**YOUR OBJECTIVE**
Without the pictures, set down the records below word for word.
— start EXTRACTED ENTRIES —
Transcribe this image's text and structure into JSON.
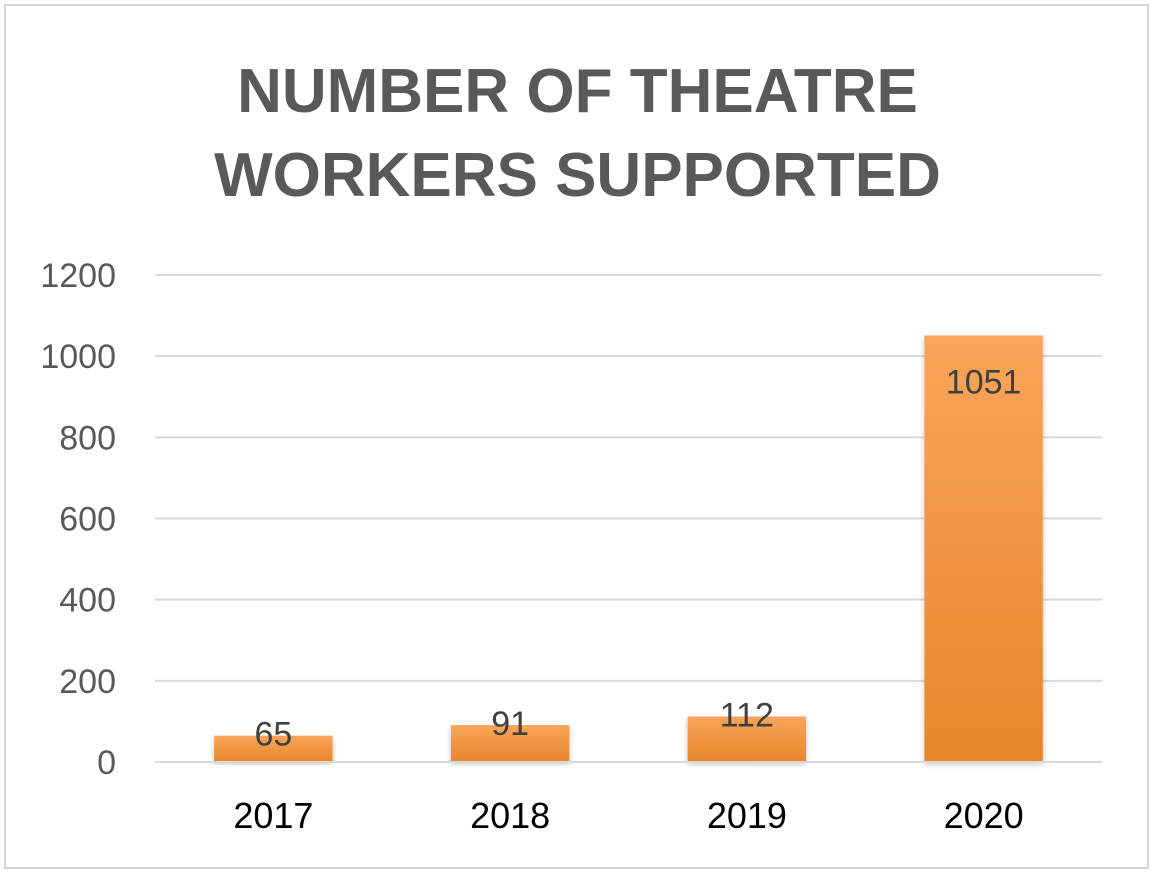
{
  "chart_data": {
    "type": "bar",
    "title_lines": [
      "NUMBER OF THEATRE",
      "WORKERS SUPPORTED"
    ],
    "categories": [
      "2017",
      "2018",
      "2019",
      "2020"
    ],
    "values": [
      65,
      91,
      112,
      1051
    ],
    "data_labels": [
      "65",
      "91",
      "112",
      "1051"
    ],
    "ylim": [
      0,
      1200
    ],
    "yticks": [
      0,
      200,
      400,
      600,
      800,
      1000,
      1200
    ],
    "ytick_labels": [
      "0",
      "200",
      "400",
      "600",
      "800",
      "1000",
      "1200"
    ],
    "grid": true,
    "legend": "none",
    "bar_color_top": "#f9a55a",
    "bar_color_bottom": "#e8852a",
    "grid_color": "#d9d9d9",
    "axis_color": "#d9d9d9"
  }
}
— end EXTRACTED ENTRIES —
**CORRECT OUTPUT**
Transcribe this image's text and structure into JSON.
{
  "chart_data": {
    "type": "bar",
    "title_lines": [
      "NUMBER OF THEATRE",
      "WORKERS SUPPORTED"
    ],
    "categories": [
      "2017",
      "2018",
      "2019",
      "2020"
    ],
    "values": [
      65,
      91,
      112,
      1051
    ],
    "data_labels": [
      "65",
      "91",
      "112",
      "1051"
    ],
    "ylim": [
      0,
      1200
    ],
    "yticks": [
      0,
      200,
      400,
      600,
      800,
      1000,
      1200
    ],
    "ytick_labels": [
      "0",
      "200",
      "400",
      "600",
      "800",
      "1000",
      "1200"
    ],
    "grid": true,
    "legend": "none",
    "bar_color_top": "#f9a55a",
    "bar_color_bottom": "#e8852a",
    "grid_color": "#d9d9d9",
    "axis_color": "#d9d9d9"
  }
}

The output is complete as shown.